• _THE INPUT_:
•••••

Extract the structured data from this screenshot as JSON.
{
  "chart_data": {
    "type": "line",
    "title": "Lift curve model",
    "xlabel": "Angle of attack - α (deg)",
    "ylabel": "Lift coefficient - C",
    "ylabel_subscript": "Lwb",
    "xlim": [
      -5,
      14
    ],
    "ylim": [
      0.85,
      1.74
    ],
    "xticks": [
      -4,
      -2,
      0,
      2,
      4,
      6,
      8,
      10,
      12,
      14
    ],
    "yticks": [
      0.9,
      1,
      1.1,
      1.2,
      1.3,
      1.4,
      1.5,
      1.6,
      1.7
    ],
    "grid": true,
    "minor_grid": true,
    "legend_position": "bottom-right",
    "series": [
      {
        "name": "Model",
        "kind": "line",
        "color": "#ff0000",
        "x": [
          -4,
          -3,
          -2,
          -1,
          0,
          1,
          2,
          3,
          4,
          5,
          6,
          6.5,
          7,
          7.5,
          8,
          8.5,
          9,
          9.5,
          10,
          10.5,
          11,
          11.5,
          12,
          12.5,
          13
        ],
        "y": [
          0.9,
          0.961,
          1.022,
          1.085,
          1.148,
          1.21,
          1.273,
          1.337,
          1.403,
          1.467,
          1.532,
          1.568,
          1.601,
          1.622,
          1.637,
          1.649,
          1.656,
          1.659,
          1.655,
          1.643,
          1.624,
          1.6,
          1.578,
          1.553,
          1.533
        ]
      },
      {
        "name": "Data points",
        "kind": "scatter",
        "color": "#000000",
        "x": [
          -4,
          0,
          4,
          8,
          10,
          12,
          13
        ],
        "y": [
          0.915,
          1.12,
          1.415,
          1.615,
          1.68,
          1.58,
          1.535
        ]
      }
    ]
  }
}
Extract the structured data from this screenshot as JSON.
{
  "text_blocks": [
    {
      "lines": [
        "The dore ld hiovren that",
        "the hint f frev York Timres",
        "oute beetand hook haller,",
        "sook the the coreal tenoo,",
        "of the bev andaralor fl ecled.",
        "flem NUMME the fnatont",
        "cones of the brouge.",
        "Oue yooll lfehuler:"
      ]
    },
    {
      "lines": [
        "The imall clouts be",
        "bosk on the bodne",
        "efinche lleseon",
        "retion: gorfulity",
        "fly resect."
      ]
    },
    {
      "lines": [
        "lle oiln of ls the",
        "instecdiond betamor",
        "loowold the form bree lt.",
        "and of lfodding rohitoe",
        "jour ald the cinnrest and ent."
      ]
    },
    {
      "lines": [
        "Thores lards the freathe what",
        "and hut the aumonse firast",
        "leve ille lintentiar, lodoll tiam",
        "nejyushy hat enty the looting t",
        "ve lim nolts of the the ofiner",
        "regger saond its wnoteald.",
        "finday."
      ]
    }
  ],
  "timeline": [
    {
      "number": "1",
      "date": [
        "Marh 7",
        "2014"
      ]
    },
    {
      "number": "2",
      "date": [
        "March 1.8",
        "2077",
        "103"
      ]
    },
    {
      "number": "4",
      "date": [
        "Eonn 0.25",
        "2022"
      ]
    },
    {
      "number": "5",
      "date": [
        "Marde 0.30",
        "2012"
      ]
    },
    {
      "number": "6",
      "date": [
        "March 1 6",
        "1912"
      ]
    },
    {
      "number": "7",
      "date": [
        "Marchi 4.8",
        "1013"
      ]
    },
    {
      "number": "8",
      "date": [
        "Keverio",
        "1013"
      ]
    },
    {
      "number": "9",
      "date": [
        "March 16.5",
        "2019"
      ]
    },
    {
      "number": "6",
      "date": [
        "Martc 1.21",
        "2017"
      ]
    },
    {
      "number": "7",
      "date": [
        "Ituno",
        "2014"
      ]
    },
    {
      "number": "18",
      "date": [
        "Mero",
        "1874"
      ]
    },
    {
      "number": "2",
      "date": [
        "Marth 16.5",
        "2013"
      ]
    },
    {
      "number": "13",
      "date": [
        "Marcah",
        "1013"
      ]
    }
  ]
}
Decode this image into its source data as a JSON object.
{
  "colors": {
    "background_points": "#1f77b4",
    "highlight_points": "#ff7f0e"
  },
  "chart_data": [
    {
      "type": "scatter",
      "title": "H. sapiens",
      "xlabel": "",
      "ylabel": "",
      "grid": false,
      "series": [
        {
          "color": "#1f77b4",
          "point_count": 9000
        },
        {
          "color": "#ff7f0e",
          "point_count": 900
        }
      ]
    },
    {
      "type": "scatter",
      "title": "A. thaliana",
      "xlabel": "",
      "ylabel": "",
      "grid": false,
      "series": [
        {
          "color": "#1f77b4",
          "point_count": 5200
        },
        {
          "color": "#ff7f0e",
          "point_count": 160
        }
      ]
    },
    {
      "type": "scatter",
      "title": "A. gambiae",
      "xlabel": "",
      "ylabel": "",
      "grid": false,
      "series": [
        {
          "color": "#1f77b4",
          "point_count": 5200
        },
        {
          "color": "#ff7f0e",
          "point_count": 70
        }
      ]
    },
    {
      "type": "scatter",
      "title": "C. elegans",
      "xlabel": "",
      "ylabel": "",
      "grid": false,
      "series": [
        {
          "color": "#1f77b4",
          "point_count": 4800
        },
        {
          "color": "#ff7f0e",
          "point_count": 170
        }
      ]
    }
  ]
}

•••••

• _WHAT IS ASKED_: All of the data must be returned exactly.

• _SOLUTION TO THE PROBLEM_:
Extract the structured data from this screenshot as JSON.
{
  "chart_data": {
    "type": "line",
    "title": "Lift curve model",
    "xlabel": "Angle of attack - α (deg)",
    "ylabel": "Lift coefficient - C",
    "ylabel_subscript": "Lwb",
    "xlim": [
      -5,
      14
    ],
    "ylim": [
      0.85,
      1.74
    ],
    "xticks": [
      -4,
      -2,
      0,
      2,
      4,
      6,
      8,
      10,
      12,
      14
    ],
    "yticks": [
      0.9,
      1,
      1.1,
      1.2,
      1.3,
      1.4,
      1.5,
      1.6,
      1.7
    ],
    "grid": true,
    "minor_grid": true,
    "legend_position": "bottom-right",
    "series": [
      {
        "name": "Model",
        "kind": "line",
        "color": "#ff0000",
        "x": [
          -4,
          -3,
          -2,
          -1,
          0,
          1,
          2,
          3,
          4,
          5,
          6,
          6.5,
          7,
          7.5,
          8,
          8.5,
          9,
          9.5,
          10,
          10.5,
          11,
          11.5,
          12,
          12.5,
          13
        ],
        "y": [
          0.9,
          0.961,
          1.022,
          1.085,
          1.148,
          1.21,
          1.273,
          1.337,
          1.403,
          1.467,
          1.532,
          1.568,
          1.601,
          1.622,
          1.637,
          1.649,
          1.656,
          1.659,
          1.655,
          1.643,
          1.624,
          1.6,
          1.578,
          1.553,
          1.533
        ]
      },
      {
        "name": "Data points",
        "kind": "scatter",
        "color": "#000000",
        "x": [
          -4,
          0,
          4,
          8,
          10,
          12,
          13
        ],
        "y": [
          0.915,
          1.12,
          1.415,
          1.615,
          1.68,
          1.58,
          1.535
        ]
      }
    ]
  }
}
Extract the structured data from this screenshot as JSON.
{
  "text_blocks": [
    {
      "lines": [
        "The dore ld hiovren that",
        "the hint f frev York Timres",
        "oute beetand hook haller,",
        "sook the the coreal tenoo,",
        "of the bev andaralor fl ecled.",
        "flem NUMME the fnatont",
        "cones of the brouge.",
        "Oue yooll lfehuler:"
      ]
    },
    {
      "lines": [
        "The imall clouts be",
        "bosk on the bodne",
        "efinche lleseon",
        "retion: gorfulity",
        "fly resect."
      ]
    },
    {
      "lines": [
        "lle oiln of ls the",
        "instecdiond betamor",
        "loowold the form bree lt.",
        "and of lfodding rohitoe",
        "jour ald the cinnrest and ent."
      ]
    },
    {
      "lines": [
        "Thores lards the freathe what",
        "and hut the aumonse firast",
        "leve ille lintentiar, lodoll tiam",
        "nejyushy hat enty the looting t",
        "ve lim nolts of the the ofiner",
        "regger saond its wnoteald.",
        "finday."
      ]
    }
  ],
  "timeline": [
    {
      "number": "1",
      "date": [
        "Marh 7",
        "2014"
      ]
    },
    {
      "number": "2",
      "date": [
        "March 1.8",
        "2077",
        "103"
      ]
    },
    {
      "number": "4",
      "date": [
        "Eonn 0.25",
        "2022"
      ]
    },
    {
      "number": "5",
      "date": [
        "Marde 0.30",
        "2012"
      ]
    },
    {
      "number": "6",
      "date": [
        "March 1 6",
        "1912"
      ]
    },
    {
      "number": "7",
      "date": [
        "Marchi 4.8",
        "1013"
      ]
    },
    {
      "number": "8",
      "date": [
        "Keverio",
        "1013"
      ]
    },
    {
      "number": "9",
      "date": [
        "March 16.5",
        "2019"
      ]
    },
    {
      "number": "6",
      "date": [
        "Martc 1.21",
        "2017"
      ]
    },
    {
      "number": "7",
      "date": [
        "Ituno",
        "2014"
      ]
    },
    {
      "number": "18",
      "date": [
        "Mero",
        "1874"
      ]
    },
    {
      "number": "2",
      "date": [
        "Marth 16.5",
        "2013"
      ]
    },
    {
      "number": "13",
      "date": [
        "Marcah",
        "1013"
      ]
    }
  ]
}
Decode this image into its source data as a JSON object.
{
  "colors": {
    "background_points": "#1f77b4",
    "highlight_points": "#ff7f0e"
  },
  "chart_data": [
    {
      "type": "scatter",
      "title": "H. sapiens",
      "xlabel": "",
      "ylabel": "",
      "grid": false,
      "series": [
        {
          "color": "#1f77b4",
          "point_count": 9000
        },
        {
          "color": "#ff7f0e",
          "point_count": 900
        }
      ]
    },
    {
      "type": "scatter",
      "title": "A. thaliana",
      "xlabel": "",
      "ylabel": "",
      "grid": false,
      "series": [
        {
          "color": "#1f77b4",
          "point_count": 5200
        },
        {
          "color": "#ff7f0e",
          "point_count": 160
        }
      ]
    },
    {
      "type": "scatter",
      "title": "A. gambiae",
      "xlabel": "",
      "ylabel": "",
      "grid": false,
      "series": [
        {
          "color": "#1f77b4",
          "point_count": 5200
        },
        {
          "color": "#ff7f0e",
          "point_count": 70
        }
      ]
    },
    {
      "type": "scatter",
      "title": "C. elegans",
      "xlabel": "",
      "ylabel": "",
      "grid": false,
      "series": [
        {
          "color": "#1f77b4",
          "point_count": 4800
        },
        {
          "color": "#ff7f0e",
          "point_count": 170
        }
      ]
    }
  ]
}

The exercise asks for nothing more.